The exercise>
Restate each line of the listing exactly, without carrying over any pictures.

□ □ □ □

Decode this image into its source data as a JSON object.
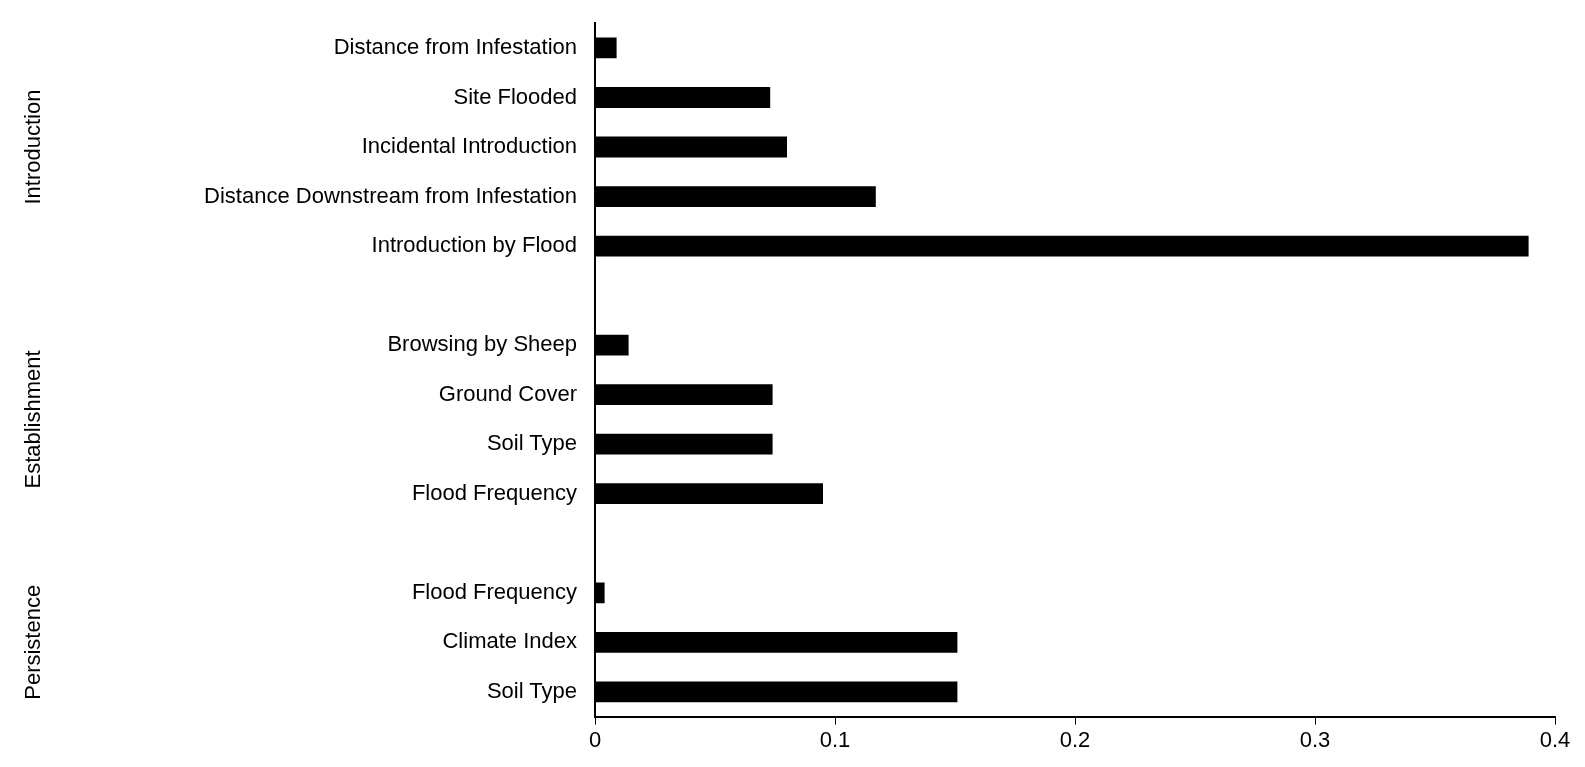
{
  "chart_data": {
    "type": "bar",
    "orientation": "horizontal",
    "categories": [
      "Distance from Infestation",
      "Site Flooded",
      "Incidental Introduction",
      "Distance Downstream from Infestation",
      "Introduction by Flood",
      null,
      "Browsing by Sheep",
      "Ground Cover",
      "Soil Type",
      "Flood Frequency",
      null,
      "Flood Frequency",
      "Climate Index",
      "Soil Type"
    ],
    "values": [
      0.009,
      0.073,
      0.08,
      0.117,
      0.389,
      null,
      0.014,
      0.074,
      0.074,
      0.095,
      null,
      0.004,
      0.151,
      0.151
    ],
    "color": "#000000",
    "xlim": [
      0,
      0.4
    ],
    "xticks": [
      0,
      0.1,
      0.2,
      0.3,
      0.4
    ],
    "grid": false,
    "legend": false,
    "annotations": [
      "Introduction",
      "Establishment",
      "Persistence"
    ]
  }
}
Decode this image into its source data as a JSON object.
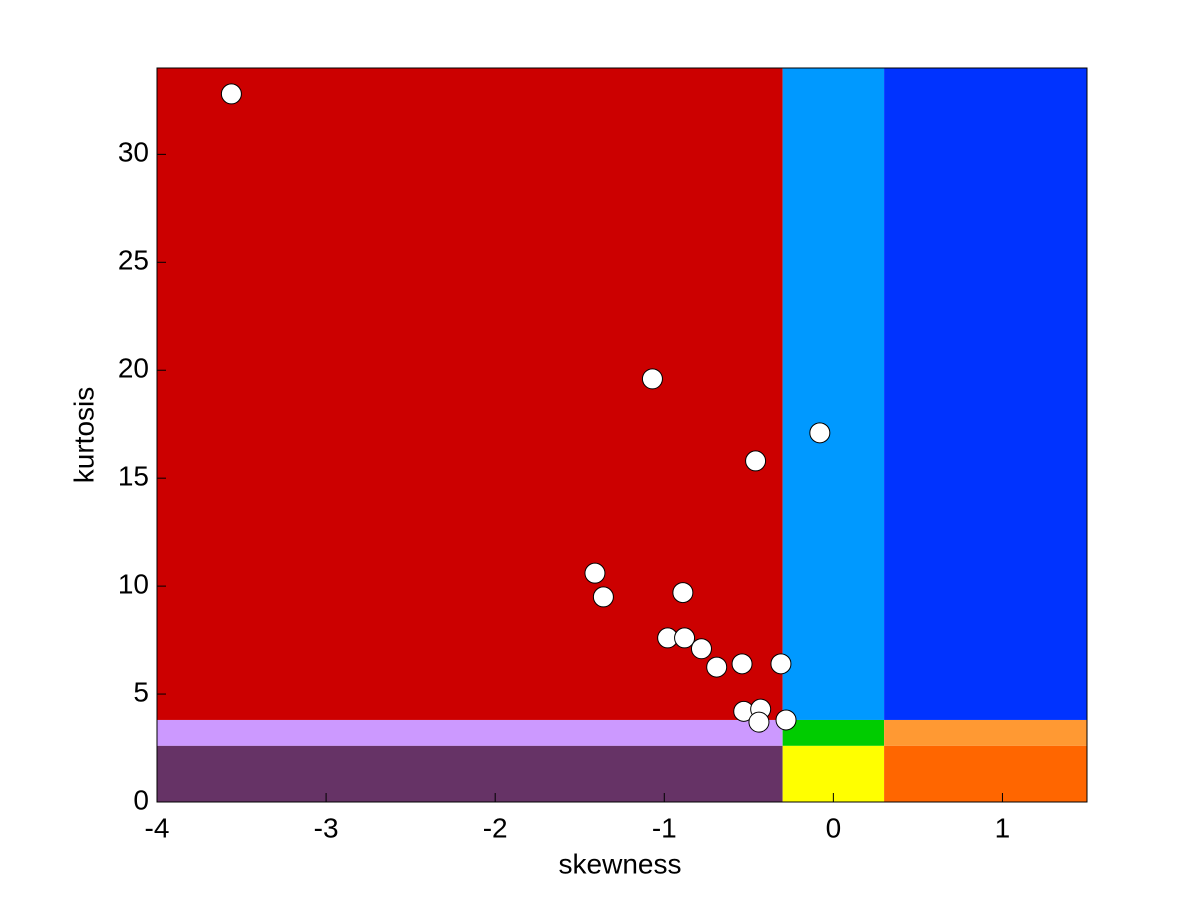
{
  "chart_data": {
    "type": "scatter",
    "x_label": "skewness",
    "y_label": "kurtosis",
    "x": [
      -3.56,
      -1.07,
      -0.08,
      -0.46,
      -1.41,
      -1.36,
      -0.89,
      -0.98,
      -0.88,
      -0.78,
      -0.69,
      -0.54,
      -0.31,
      -0.53,
      -0.43,
      -0.44,
      -0.28
    ],
    "y": [
      32.8,
      19.6,
      17.1,
      15.8,
      10.6,
      9.5,
      9.7,
      7.6,
      7.6,
      7.1,
      6.25,
      6.4,
      6.4,
      4.2,
      4.3,
      3.7,
      3.8
    ],
    "marker_color": "#ffffff",
    "xlim": [
      -4,
      1.5
    ],
    "ylim": [
      0,
      34
    ],
    "xticks": [
      -4,
      -3,
      -2,
      -1,
      0,
      1
    ],
    "yticks": [
      0,
      5,
      10,
      15,
      20,
      25,
      30
    ],
    "regions": [
      {
        "x": [
          -4,
          -0.3
        ],
        "y": [
          3.8,
          34
        ],
        "color": "#cc0000"
      },
      {
        "x": [
          -0.3,
          0.3
        ],
        "y": [
          3.8,
          34
        ],
        "color": "#0099ff"
      },
      {
        "x": [
          0.3,
          1.5
        ],
        "y": [
          3.8,
          34
        ],
        "color": "#0033ff"
      },
      {
        "x": [
          -4,
          -0.3
        ],
        "y": [
          2.6,
          3.8
        ],
        "color": "#cc99ff"
      },
      {
        "x": [
          -0.3,
          0.3
        ],
        "y": [
          2.6,
          3.8
        ],
        "color": "#00cc00"
      },
      {
        "x": [
          0.3,
          1.5
        ],
        "y": [
          2.6,
          3.8
        ],
        "color": "#ff9933"
      },
      {
        "x": [
          -4,
          -0.3
        ],
        "y": [
          0,
          2.6
        ],
        "color": "#663366"
      },
      {
        "x": [
          -0.3,
          0.3
        ],
        "y": [
          0,
          2.6
        ],
        "color": "#ffff00"
      },
      {
        "x": [
          0.3,
          1.5
        ],
        "y": [
          0,
          2.6
        ],
        "color": "#ff6600"
      }
    ]
  }
}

□ □ □ □

Solution to the exercise>
Decode this image into its source data as a JSON object.
{
  "chart_data": {
    "type": "bar",
    "orientation": "horizontal",
    "categories": [
      "Distance from Infestation",
      "Site Flooded",
      "Incidental Introduction",
      "Distance Downstream from Infestation",
      "Introduction by Flood",
      null,
      "Browsing by Sheep",
      "Ground Cover",
      "Soil Type",
      "Flood Frequency",
      null,
      "Flood Frequency",
      "Climate Index",
      "Soil Type"
    ],
    "values": [
      0.009,
      0.073,
      0.08,
      0.117,
      0.389,
      null,
      0.014,
      0.074,
      0.074,
      0.095,
      null,
      0.004,
      0.151,
      0.151
    ],
    "color": "#000000",
    "xlim": [
      0,
      0.4
    ],
    "xticks": [
      0,
      0.1,
      0.2,
      0.3,
      0.4
    ],
    "grid": false,
    "legend": false,
    "annotations": [
      "Introduction",
      "Establishment",
      "Persistence"
    ]
  }
}
Decode this image into its source data as a JSON object.
{
  "chart_data": {
    "type": "scatter",
    "x_label": "skewness",
    "y_label": "kurtosis",
    "x": [
      -3.56,
      -1.07,
      -0.08,
      -0.46,
      -1.41,
      -1.36,
      -0.89,
      -0.98,
      -0.88,
      -0.78,
      -0.69,
      -0.54,
      -0.31,
      -0.53,
      -0.43,
      -0.44,
      -0.28
    ],
    "y": [
      32.8,
      19.6,
      17.1,
      15.8,
      10.6,
      9.5,
      9.7,
      7.6,
      7.6,
      7.1,
      6.25,
      6.4,
      6.4,
      4.2,
      4.3,
      3.7,
      3.8
    ],
    "marker_color": "#ffffff",
    "xlim": [
      -4,
      1.5
    ],
    "ylim": [
      0,
      34
    ],
    "xticks": [
      -4,
      -3,
      -2,
      -1,
      0,
      1
    ],
    "yticks": [
      0,
      5,
      10,
      15,
      20,
      25,
      30
    ],
    "regions": [
      {
        "x": [
          -4,
          -0.3
        ],
        "y": [
          3.8,
          34
        ],
        "color": "#cc0000"
      },
      {
        "x": [
          -0.3,
          0.3
        ],
        "y": [
          3.8,
          34
        ],
        "color": "#0099ff"
      },
      {
        "x": [
          0.3,
          1.5
        ],
        "y": [
          3.8,
          34
        ],
        "color": "#0033ff"
      },
      {
        "x": [
          -4,
          -0.3
        ],
        "y": [
          2.6,
          3.8
        ],
        "color": "#cc99ff"
      },
      {
        "x": [
          -0.3,
          0.3
        ],
        "y": [
          2.6,
          3.8
        ],
        "color": "#00cc00"
      },
      {
        "x": [
          0.3,
          1.5
        ],
        "y": [
          2.6,
          3.8
        ],
        "color": "#ff9933"
      },
      {
        "x": [
          -4,
          -0.3
        ],
        "y": [
          0,
          2.6
        ],
        "color": "#663366"
      },
      {
        "x": [
          -0.3,
          0.3
        ],
        "y": [
          0,
          2.6
        ],
        "color": "#ffff00"
      },
      {
        "x": [
          0.3,
          1.5
        ],
        "y": [
          0,
          2.6
        ],
        "color": "#ff6600"
      }
    ]
  }
}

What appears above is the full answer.